また消えるといけないので、ここらで一度投稿しておきます。
話しの本題は電話で詳しく申し上げます。
木下あきらさんについて調べ、あるいは直接お会いになって取材をなさり、いつか小説として秋庭豊と木下あきらの関係性(個人の名前と匿名性)をテーマに1作お書きになられては如何でしょうか?
とても現代的なテーマではないかと存じますが・・・・如何?
手がかりが少なく、確証のない進行になってしまいました。
収穫はたくさん演歌を聴けたこと。
北海道と九州は芸能人を数多く輩出しており、ともに土地にエネルギーがみなぎっているような気がいたしました。
根拠は特徴的な福耳です。
人の耳のカタチは一生あまり変わらないと言われ、似顔絵や手配書などでは重要視されるのですが、年取って肥ってからの木下さんの耳はあの録音中の若い男性歌手の耳と似ているような気がするのですが如何でしょうか?

**データの中身**
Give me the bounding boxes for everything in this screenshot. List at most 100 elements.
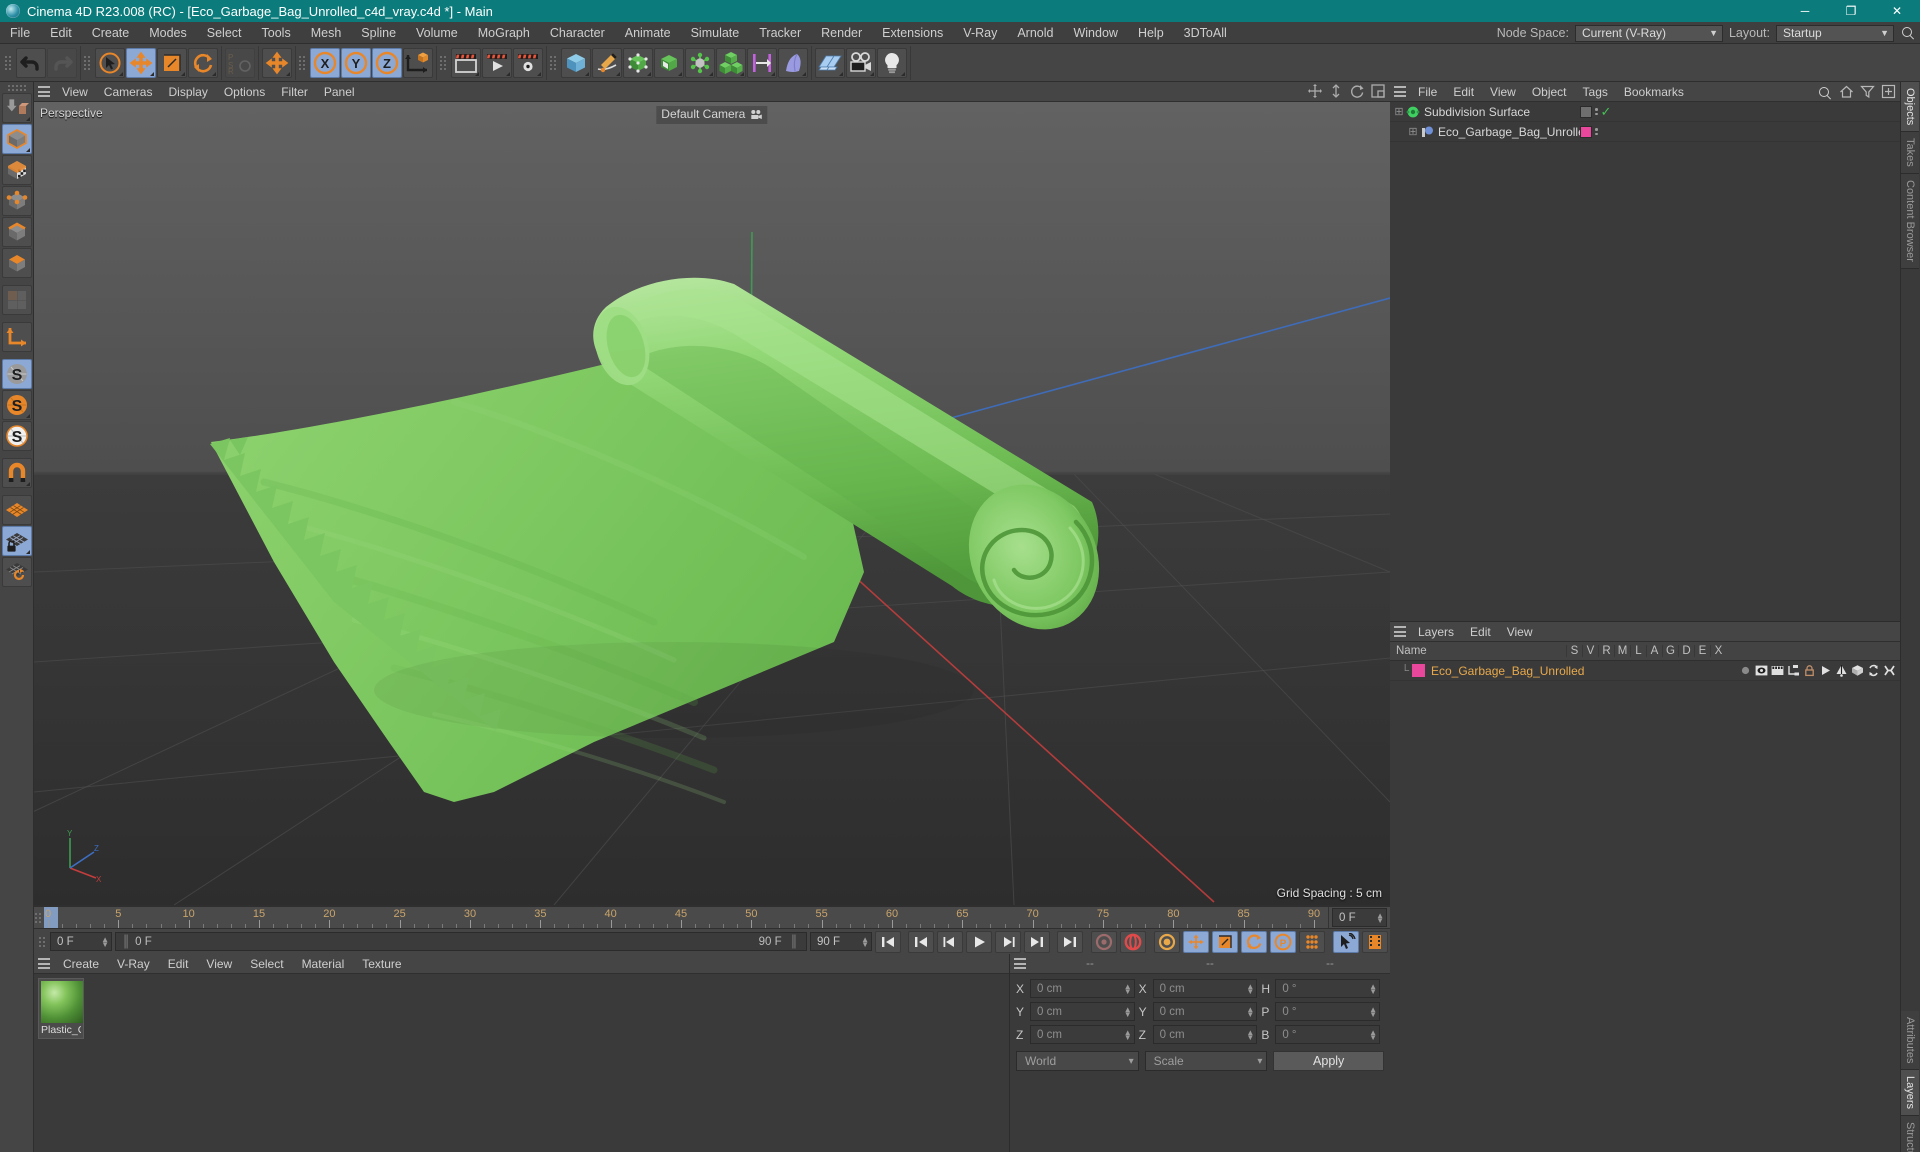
autokeying-button[interactable] <box>1120 930 1146 953</box>
object-menu-item-tags[interactable]: Tags <box>1575 82 1616 102</box>
range-start-handle-icon[interactable]: ║ <box>122 936 130 948</box>
layer-color-swatch[interactable] <box>1412 664 1425 677</box>
timeline-track[interactable]: 0 5 10 15 20 25 30 35 40 45 50 55 60 65 70 75 80 85 90 <box>42 907 1328 928</box>
solo-toggle-icon[interactable] <box>1739 664 1752 677</box>
lock-z-axis-button[interactable]: Z <box>372 47 402 78</box>
filter-icon[interactable] <box>1860 84 1875 102</box>
window-controls[interactable]: ─ ❐ ✕ <box>1782 0 1920 22</box>
layer-column-name[interactable]: Name <box>1390 645 1566 657</box>
spinner-icon[interactable]: ▲ ▼ <box>1246 982 1254 995</box>
layer-column-v[interactable]: V <box>1582 645 1598 657</box>
snap-settings-button[interactable]: S <box>1 390 32 420</box>
menu-item-help[interactable]: Help <box>1128 22 1174 44</box>
toolbar-grip[interactable] <box>549 48 556 78</box>
layer-menu-item-edit[interactable]: Edit <box>1462 622 1499 642</box>
object-menu-item-file[interactable]: File <box>1410 82 1445 102</box>
point-level-animation-button[interactable] <box>1299 930 1325 953</box>
magnet-tool-button[interactable] <box>1 458 32 488</box>
timeline-range-bar[interactable]: ║ 0 F 90 F ║ <box>115 932 807 951</box>
visibility-toggle-icon[interactable] <box>1755 664 1768 677</box>
points-mode-button[interactable] <box>1 186 32 216</box>
layer-menu-item-layers[interactable]: Layers <box>1410 622 1462 642</box>
menu-item-extensions[interactable]: Extensions <box>872 22 953 44</box>
go-to-start-button[interactable] <box>875 930 901 953</box>
object-row-subdivision-surface[interactable]: ⊞ Subdivision Surface ✓ <box>1390 102 1900 122</box>
range-end-handle-icon[interactable]: ║ <box>790 936 798 948</box>
redo-button[interactable] <box>47 47 77 78</box>
spinner-icon[interactable]: ▲ ▼ <box>1369 982 1377 995</box>
timeline-toolbar-grip[interactable] <box>38 927 45 957</box>
object-menu-item-object[interactable]: Object <box>1524 82 1575 102</box>
viewport-menu-item-display[interactable]: Display <box>160 82 215 102</box>
expressions-toggle-icon[interactable] <box>1867 664 1880 677</box>
scale-tool-button[interactable] <box>157 47 187 78</box>
next-keyframe-button[interactable] <box>1024 930 1050 953</box>
lock-x-axis-button[interactable]: X <box>310 47 340 78</box>
render-toggle-icon[interactable] <box>1771 664 1784 677</box>
parameter-keying-button[interactable]: P <box>1270 930 1296 953</box>
search-icon[interactable] <box>1900 25 1916 41</box>
animation-toggle-icon[interactable] <box>1819 664 1832 677</box>
coord-field-position-z[interactable]: 0 cm ▲ ▼ <box>1030 1025 1135 1044</box>
undo-button[interactable] <box>16 47 46 78</box>
add-generator-object-button[interactable] <box>623 47 653 78</box>
add-hair-object-button[interactable] <box>747 47 777 78</box>
add-bookmark-icon[interactable] <box>1881 84 1896 102</box>
add-environment-object-button[interactable] <box>685 47 715 78</box>
layer-list[interactable]: └ Eco_Garbage_Bag_Unrolled <box>1390 661 1900 681</box>
add-landscape-object-button[interactable] <box>815 47 845 78</box>
layer-column-e[interactable]: E <box>1694 645 1710 657</box>
menu-item-arnold[interactable]: Arnold <box>1007 22 1063 44</box>
material-item[interactable]: Plastic_G <box>38 978 84 1039</box>
object-tag-icon[interactable] <box>1580 105 1592 118</box>
apply-button[interactable]: Apply <box>1273 1051 1385 1071</box>
menu-item-create[interactable]: Create <box>82 22 140 44</box>
play-button[interactable] <box>966 930 992 953</box>
material-menu-item-edit[interactable]: Edit <box>159 954 198 974</box>
menu-item-window[interactable]: Window <box>1063 22 1127 44</box>
step-forward-button[interactable] <box>995 930 1021 953</box>
check-icon[interactable]: ✓ <box>1601 104 1612 120</box>
model-mode-button[interactable] <box>1 124 32 154</box>
enable-snapping-button[interactable]: S <box>1 359 32 389</box>
live-selection-tool-button[interactable] <box>95 47 125 78</box>
layout-select[interactable]: Startup ▼ <box>1776 24 1894 42</box>
coordinate-system-select[interactable]: World ▾ <box>1016 1051 1139 1071</box>
lock-toggle-icon[interactable] <box>1803 664 1816 677</box>
world-coordinate-toggle-button[interactable] <box>403 47 433 78</box>
coordinate-mode-select[interactable]: Scale ▾ <box>1144 1051 1268 1071</box>
layer-column-m[interactable]: M <box>1614 645 1630 657</box>
toolbar-grip[interactable] <box>4 48 11 78</box>
toolbar-grip[interactable] <box>83 48 90 78</box>
current-frame-field[interactable]: 0 F ▲ ▼ <box>50 932 112 951</box>
object-manager-panel-menu-icon[interactable] <box>1390 83 1410 101</box>
timeline-view-button[interactable] <box>1362 930 1388 953</box>
menu-item-select[interactable]: Select <box>197 22 252 44</box>
expand-collapse-icon[interactable]: ⊞ <box>1406 125 1420 138</box>
pan-view-icon[interactable] <box>1307 83 1323 99</box>
add-spline-object-button[interactable] <box>592 47 622 78</box>
edge-tab-objects[interactable]: Objects <box>1901 82 1919 133</box>
object-menu-item-bookmarks[interactable]: Bookmarks <box>1616 82 1692 102</box>
maximize-view-icon[interactable] <box>1370 83 1386 99</box>
material-list[interactable]: Plastic_G <box>34 974 1009 1152</box>
spinner-icon[interactable]: ▲ ▼ <box>861 935 869 948</box>
edges-mode-button[interactable] <box>1 217 32 247</box>
layer-column-r[interactable]: R <box>1598 645 1614 657</box>
edge-tab-attributes[interactable]: Attributes <box>1901 1010 1919 1071</box>
menu-item-mograph[interactable]: MoGraph <box>468 22 540 44</box>
render-region-button[interactable] <box>482 47 512 78</box>
menu-item-edit[interactable]: Edit <box>40 22 82 44</box>
spinner-icon[interactable]: ▲ ▼ <box>1124 1005 1132 1018</box>
material-menu-item-select[interactable]: Select <box>241 954 292 974</box>
layer-column-d[interactable]: D <box>1678 645 1694 657</box>
workplane-button[interactable] <box>1 495 32 525</box>
layer-column-s[interactable]: S <box>1566 645 1582 657</box>
material-menu-item-create[interactable]: Create <box>54 954 108 974</box>
menu-item-mesh[interactable]: Mesh <box>301 22 352 44</box>
viewport-menu-item-view[interactable]: View <box>54 82 96 102</box>
menu-item-tracker[interactable]: Tracker <box>749 22 811 44</box>
layer-column-x[interactable]: X <box>1710 645 1726 657</box>
add-camera-object-button[interactable] <box>846 47 876 78</box>
material-menu-item-material[interactable]: Material <box>293 954 354 974</box>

**やること**
(a) 選んだ文章から、「また消えるといけないので、ここらで一度投稿しておきます。」から「するのですが如何でしょうか?」までの部分をそのまま引用してください。
(b) 選んだ文章で、書き手が似ていると考える根拠に挙げているのは何ですか?
(c) 選んだ文章の「収穫はたくさん演歌を聴けたこと。」という一文を英語に訳してください。
ここでは行は使いません。

**答え**
(a)
また消えるといけないので、ここらで一度投稿しておきます。
話しの本題は電話で詳しく申し上げます。
木下あきらさんについて調べ、あるいは直接お会いになって取材をなさり、いつか小説として秋庭豊と木下あきらの関係性(個人の名前と匿名性)をテーマに1作お書きになられては如何でしょうか?
とても現代的なテーマではないかと存じますが・・・・如何?
手がかりが少なく、確証のない進行になってしまいました。
収穫はたくさん演歌を聴けたこと。
北海道と九州は芸能人を数多く輩出しており、ともに土地にエネルギーがみなぎっているような気がいたしました。
根拠は特徴的な福耳です。
人の耳のカタチは一生あまり変わらないと言われ、似顔絵や手配書などでは重要視されるのですが、年取って肥ってからの木下さんの耳はあの録音中の若い男性歌手の耳と似ているような気がするのですが如何でしょうか?

(b) 特徴的な福耳です。

(c) The payoff was getting to listen to a lot of enka.